Source extract:
+-------+

Meanwhile, embrace your inner bookworm!

I searched for the most attractive photo of a silverfish I could find, and this one came from Encyclopaedia Britannica. Sorry, it was the best I could do. I’m sure another silverfish would find this one quite handsome. To the human bookworms I know: this is not meant to deride those of us who digest books with a healthy appetite. Just a metaphor!

Poetry, art, & a little bit more about libraries

After writing about some memorable libraries lately, I realize that I have been able to pursue my passions–indeed, discover my passions–largely through the help of these marvelous civic institutions. It is time I brought my posts back to those passions, however, particularly to my love of poetry.

My family introduced me to poetry through nursery rhymes and hymns and taught me to love narratives through story-telling of several kinds, so the foundation for my lifelong love of stories and poems existed before I ever set foot in a library; but books solidified and focused my various enthusiasms, and libraries offered more books than I could hope to read (though I tried!). Libraries led me not only to novels and poems but to books on visual art, art museums, artists, art history, and art criticism. If I couldn’t get to the Louvre or Rijksmuseum, to Venice or to Rome, I could borrow an art book from the library and be on my way via imagination.

+-------+

Given records:

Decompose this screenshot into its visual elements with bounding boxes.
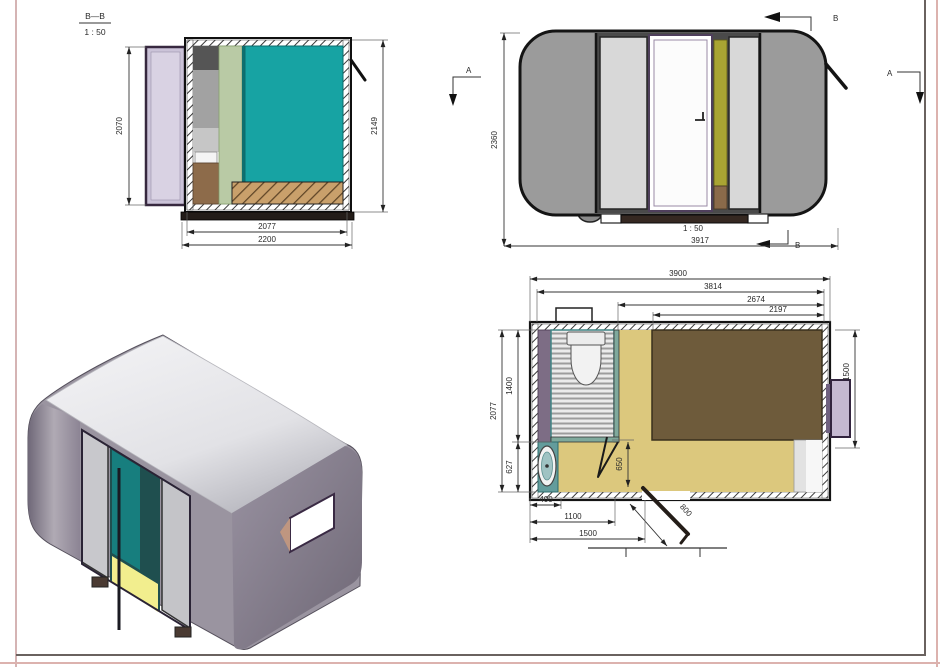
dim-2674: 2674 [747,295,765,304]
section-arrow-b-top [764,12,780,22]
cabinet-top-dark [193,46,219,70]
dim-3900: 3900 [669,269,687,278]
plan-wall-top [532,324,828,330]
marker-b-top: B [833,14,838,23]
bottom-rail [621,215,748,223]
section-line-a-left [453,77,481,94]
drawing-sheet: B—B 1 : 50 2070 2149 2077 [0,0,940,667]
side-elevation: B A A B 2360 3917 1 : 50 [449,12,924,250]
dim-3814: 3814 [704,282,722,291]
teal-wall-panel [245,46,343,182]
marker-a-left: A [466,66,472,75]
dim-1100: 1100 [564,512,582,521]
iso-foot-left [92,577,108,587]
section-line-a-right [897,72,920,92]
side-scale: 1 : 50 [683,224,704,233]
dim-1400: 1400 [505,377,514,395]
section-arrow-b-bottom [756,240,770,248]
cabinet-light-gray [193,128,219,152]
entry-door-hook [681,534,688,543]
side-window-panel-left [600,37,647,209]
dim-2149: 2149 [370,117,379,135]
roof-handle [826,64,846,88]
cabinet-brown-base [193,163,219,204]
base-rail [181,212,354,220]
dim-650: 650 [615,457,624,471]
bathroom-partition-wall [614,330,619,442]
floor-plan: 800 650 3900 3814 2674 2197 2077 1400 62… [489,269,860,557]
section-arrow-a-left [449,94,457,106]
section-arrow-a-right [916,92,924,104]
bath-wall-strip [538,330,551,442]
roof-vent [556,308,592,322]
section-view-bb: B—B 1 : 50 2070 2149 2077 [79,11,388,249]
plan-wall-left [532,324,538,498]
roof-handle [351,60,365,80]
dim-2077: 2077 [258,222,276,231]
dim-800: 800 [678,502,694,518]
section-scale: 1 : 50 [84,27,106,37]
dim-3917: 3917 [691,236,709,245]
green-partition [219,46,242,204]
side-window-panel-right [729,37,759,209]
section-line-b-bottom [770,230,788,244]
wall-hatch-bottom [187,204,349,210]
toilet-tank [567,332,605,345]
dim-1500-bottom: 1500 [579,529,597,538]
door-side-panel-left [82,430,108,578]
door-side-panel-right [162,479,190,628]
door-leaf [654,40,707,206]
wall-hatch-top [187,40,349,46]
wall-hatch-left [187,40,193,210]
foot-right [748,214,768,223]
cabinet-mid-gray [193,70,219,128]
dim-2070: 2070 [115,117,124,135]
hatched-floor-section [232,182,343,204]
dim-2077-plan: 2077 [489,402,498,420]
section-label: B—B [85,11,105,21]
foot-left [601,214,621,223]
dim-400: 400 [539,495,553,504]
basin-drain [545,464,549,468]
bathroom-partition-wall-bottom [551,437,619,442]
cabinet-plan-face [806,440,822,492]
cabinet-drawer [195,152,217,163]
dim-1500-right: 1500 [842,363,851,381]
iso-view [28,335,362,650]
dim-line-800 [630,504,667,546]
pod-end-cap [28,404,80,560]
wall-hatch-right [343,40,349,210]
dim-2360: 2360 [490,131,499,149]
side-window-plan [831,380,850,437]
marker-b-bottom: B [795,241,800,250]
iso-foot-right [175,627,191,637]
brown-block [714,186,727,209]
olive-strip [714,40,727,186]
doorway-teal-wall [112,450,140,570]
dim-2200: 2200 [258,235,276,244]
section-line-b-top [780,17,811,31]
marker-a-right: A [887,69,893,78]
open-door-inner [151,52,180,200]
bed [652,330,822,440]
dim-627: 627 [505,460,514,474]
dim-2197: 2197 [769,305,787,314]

+-------+

Set exercise 1: Decide whether each statement below agrees with the excerpt on poetry and libraries, answering yes or no and quoting the deciding words of the excerpt: (a) The silverfish photo came from Encyclopaedia Britannica. (b) The writer first encountered poetry in a library. (c) Libraries led the writer to books on art history.
Set exercise 2: Translate this sentence from the excerpt on poetry and libraries into Spanish: "It is time I brought my posts back to those passions, however, particularly to my love of poetry."

Correct answer 1:
(a) Yes: "this one came from Encyclopaedia Britannica"
(b) No: "the foundation for my lifelong love of stories and poems existed before I ever set foot in a library"
(c) Yes: "Libraries led me not only to novels and poems but to books on visual art, art museums, artists, art history, and art criticism."

Correct answer 2: Sin embargo, ya es hora de que vuelva a centrar mis publicaciones en esas pasiones, en particular en mi amor por la poesía.